Every line that contains the word "Forecast" should be copied out.

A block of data
═══

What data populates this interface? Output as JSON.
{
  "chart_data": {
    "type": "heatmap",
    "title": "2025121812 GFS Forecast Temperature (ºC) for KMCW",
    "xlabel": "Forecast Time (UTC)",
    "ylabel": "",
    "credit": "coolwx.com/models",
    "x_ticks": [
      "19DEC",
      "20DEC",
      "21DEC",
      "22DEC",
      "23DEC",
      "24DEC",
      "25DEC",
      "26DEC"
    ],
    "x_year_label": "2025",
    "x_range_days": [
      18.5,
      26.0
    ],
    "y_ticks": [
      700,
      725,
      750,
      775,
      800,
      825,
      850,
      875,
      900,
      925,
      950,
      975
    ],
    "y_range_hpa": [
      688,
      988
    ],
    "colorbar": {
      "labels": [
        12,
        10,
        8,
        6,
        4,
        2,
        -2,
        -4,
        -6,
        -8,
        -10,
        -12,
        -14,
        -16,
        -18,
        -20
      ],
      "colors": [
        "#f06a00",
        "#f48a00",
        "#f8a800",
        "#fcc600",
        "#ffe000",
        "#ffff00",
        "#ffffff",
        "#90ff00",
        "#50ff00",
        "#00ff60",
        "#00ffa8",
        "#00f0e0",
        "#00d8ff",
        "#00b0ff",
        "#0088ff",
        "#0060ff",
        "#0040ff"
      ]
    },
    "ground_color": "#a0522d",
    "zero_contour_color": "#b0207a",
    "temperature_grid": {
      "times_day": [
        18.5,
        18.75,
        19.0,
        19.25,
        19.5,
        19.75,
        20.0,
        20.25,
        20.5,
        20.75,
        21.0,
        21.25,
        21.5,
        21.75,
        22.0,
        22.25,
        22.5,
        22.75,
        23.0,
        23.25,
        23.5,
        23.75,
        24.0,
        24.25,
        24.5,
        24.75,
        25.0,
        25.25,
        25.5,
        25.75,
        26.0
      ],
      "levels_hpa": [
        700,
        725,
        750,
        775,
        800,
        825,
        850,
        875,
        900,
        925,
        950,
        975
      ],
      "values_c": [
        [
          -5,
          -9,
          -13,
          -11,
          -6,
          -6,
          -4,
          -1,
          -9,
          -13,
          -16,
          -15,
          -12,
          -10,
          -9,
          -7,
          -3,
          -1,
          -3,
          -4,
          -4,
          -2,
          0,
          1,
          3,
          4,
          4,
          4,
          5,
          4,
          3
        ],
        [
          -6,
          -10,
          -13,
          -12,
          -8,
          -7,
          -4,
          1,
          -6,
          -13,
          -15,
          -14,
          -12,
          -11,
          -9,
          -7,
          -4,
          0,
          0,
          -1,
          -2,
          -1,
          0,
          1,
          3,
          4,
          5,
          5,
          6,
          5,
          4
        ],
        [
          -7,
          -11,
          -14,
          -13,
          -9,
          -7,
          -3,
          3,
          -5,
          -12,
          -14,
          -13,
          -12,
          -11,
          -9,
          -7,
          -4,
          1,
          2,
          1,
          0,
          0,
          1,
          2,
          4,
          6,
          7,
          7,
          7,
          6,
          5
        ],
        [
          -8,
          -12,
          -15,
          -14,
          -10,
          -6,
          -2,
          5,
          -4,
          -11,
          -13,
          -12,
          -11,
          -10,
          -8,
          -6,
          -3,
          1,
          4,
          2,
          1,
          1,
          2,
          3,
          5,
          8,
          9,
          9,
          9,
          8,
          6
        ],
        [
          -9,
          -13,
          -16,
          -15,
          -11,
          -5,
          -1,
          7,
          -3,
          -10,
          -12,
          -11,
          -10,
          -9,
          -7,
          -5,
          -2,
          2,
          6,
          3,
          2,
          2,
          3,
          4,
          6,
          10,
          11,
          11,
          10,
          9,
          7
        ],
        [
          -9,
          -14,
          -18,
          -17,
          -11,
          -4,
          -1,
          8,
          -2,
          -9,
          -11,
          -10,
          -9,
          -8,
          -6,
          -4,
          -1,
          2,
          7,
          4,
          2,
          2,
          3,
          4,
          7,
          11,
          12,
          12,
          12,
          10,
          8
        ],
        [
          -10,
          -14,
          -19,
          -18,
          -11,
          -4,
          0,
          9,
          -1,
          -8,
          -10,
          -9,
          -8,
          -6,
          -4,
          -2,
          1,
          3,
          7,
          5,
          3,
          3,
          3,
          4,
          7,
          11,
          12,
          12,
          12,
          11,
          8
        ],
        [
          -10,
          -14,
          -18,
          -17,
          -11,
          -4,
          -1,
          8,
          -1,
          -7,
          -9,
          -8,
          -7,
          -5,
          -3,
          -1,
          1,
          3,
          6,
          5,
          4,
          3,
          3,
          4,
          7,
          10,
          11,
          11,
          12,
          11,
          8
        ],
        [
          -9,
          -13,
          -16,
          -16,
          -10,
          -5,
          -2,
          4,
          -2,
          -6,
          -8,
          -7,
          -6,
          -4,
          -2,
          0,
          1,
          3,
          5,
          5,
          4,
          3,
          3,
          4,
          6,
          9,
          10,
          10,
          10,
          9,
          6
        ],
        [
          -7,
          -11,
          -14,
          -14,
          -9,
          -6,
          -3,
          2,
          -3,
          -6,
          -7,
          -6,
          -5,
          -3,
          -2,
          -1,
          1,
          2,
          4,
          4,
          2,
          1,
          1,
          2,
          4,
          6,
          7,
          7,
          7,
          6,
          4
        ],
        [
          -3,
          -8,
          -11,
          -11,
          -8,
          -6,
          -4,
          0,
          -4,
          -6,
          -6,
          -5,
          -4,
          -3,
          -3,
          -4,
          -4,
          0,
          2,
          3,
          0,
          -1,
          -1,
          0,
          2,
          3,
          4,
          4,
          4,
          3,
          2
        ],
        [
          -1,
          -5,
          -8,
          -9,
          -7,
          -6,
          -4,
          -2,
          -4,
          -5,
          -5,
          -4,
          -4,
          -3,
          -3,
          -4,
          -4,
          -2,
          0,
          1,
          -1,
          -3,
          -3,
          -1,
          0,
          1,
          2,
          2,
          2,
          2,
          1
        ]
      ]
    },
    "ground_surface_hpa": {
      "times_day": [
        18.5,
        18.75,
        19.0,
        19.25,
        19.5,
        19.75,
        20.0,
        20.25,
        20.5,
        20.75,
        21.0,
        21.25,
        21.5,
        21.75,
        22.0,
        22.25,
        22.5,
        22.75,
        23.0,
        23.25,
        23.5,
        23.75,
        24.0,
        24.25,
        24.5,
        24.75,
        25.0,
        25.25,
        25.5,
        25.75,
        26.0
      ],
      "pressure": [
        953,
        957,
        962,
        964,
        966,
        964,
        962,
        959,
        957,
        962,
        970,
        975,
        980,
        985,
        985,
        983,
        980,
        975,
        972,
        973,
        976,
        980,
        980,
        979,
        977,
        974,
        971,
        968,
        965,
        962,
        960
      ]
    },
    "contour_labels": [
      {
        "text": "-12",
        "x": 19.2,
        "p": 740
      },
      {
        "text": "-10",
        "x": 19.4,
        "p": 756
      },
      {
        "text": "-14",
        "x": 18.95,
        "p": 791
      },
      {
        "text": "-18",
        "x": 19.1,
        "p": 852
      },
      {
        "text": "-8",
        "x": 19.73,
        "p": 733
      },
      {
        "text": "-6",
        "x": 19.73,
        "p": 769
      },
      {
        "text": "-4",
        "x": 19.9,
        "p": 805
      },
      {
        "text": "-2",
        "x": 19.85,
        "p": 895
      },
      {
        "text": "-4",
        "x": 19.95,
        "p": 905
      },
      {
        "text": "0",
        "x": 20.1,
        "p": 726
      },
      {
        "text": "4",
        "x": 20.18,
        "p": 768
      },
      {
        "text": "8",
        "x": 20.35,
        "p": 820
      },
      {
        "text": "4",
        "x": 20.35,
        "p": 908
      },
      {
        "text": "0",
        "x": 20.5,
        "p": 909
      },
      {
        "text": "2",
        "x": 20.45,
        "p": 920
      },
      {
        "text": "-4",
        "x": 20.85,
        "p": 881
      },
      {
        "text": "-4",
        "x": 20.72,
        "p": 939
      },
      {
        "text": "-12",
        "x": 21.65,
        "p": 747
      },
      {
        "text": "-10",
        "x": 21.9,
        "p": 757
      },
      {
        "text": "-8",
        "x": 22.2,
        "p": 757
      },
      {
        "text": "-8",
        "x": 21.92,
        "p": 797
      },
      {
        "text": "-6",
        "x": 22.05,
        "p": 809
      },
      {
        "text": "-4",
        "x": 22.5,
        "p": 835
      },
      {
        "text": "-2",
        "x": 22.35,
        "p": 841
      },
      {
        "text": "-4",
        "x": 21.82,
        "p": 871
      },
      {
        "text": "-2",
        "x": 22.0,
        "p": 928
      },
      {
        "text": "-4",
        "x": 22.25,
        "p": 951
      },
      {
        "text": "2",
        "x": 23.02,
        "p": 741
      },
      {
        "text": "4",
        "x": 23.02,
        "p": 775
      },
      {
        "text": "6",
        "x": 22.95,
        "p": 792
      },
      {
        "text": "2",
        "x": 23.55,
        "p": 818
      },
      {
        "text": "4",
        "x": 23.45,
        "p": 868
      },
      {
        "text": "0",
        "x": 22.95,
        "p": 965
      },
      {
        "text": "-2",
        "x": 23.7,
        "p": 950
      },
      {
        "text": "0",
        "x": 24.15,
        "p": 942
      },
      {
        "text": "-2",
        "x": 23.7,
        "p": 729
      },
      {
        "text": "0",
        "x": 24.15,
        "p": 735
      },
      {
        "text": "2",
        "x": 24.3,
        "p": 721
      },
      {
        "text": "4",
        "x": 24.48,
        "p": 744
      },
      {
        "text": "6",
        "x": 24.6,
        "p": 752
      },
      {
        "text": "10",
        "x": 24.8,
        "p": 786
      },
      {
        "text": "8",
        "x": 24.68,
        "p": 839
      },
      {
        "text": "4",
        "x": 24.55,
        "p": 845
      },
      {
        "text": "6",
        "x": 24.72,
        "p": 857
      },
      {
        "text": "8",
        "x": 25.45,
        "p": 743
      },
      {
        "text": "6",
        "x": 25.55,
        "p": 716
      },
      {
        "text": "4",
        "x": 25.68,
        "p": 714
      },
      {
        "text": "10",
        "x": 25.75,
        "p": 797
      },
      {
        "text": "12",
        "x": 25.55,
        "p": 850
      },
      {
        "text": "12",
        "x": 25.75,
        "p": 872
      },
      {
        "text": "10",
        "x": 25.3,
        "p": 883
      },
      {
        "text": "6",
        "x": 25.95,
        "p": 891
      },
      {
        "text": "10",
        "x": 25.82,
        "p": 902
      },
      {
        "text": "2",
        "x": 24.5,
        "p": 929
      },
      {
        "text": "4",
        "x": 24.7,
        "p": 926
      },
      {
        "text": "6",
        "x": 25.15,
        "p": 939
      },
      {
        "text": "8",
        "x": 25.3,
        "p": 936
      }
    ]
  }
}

═══

● **Written solution**
    "title": "2025121812 GFS Forecast Temperature (ºC) for KMCW",
    "xlabel": "Forecast Time (UTC)",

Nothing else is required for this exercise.